GIVEN EXERCISE
Reproduce all the lines exactly as they stand, apart from the pictures.

SUPPLIED INFORMATION
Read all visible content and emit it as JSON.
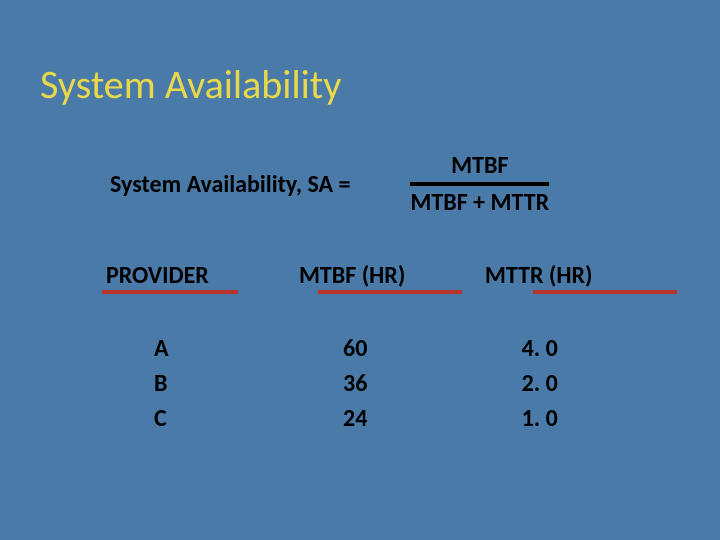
{
  "title": "System Availability",
  "formula": {
    "label": "System Availability, SA =",
    "numerator": "MTBF",
    "denominator": "MTBF + MTTR"
  },
  "table": {
    "headers": {
      "provider": "PROVIDER",
      "mtbf": "MTBF (HR)",
      "mttr": "MTTR (HR)"
    },
    "rows": [
      {
        "provider": "A",
        "mtbf": "60",
        "mttr": "4. 0"
      },
      {
        "provider": "B",
        "mtbf": "36",
        "mttr": "2. 0"
      },
      {
        "provider": "C",
        "mtbf": "24",
        "mttr": "1. 0"
      }
    ]
  },
  "style": {
    "background_color": "#4a7aa8",
    "title_color": "#e8d84a",
    "title_fontsize": 40,
    "body_color": "#000000",
    "body_fontsize": 24,
    "underline_color": "#b8332a",
    "divider_color": "#000000"
  }
}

RESPONSE BELOW
Read all visible content and emit it as JSON.
{
  "title": "System Availability",
  "formula": {
    "label": "System Availability, SA =",
    "numerator": "MTBF",
    "denominator": "MTBF + MTTR"
  },
  "table": {
    "headers": {
      "provider": "PROVIDER",
      "mtbf": "MTBF (HR)",
      "mttr": "MTTR (HR)"
    },
    "rows": [
      {
        "provider": "A",
        "mtbf": "60",
        "mttr": "4. 0"
      },
      {
        "provider": "B",
        "mtbf": "36",
        "mttr": "2. 0"
      },
      {
        "provider": "C",
        "mtbf": "24",
        "mttr": "1. 0"
      }
    ]
  },
  "style": {
    "background_color": "#4a7aa8",
    "title_color": "#e8d84a",
    "title_fontsize": 40,
    "body_color": "#000000",
    "body_fontsize": 24,
    "underline_color": "#b8332a",
    "divider_color": "#000000"
  }
}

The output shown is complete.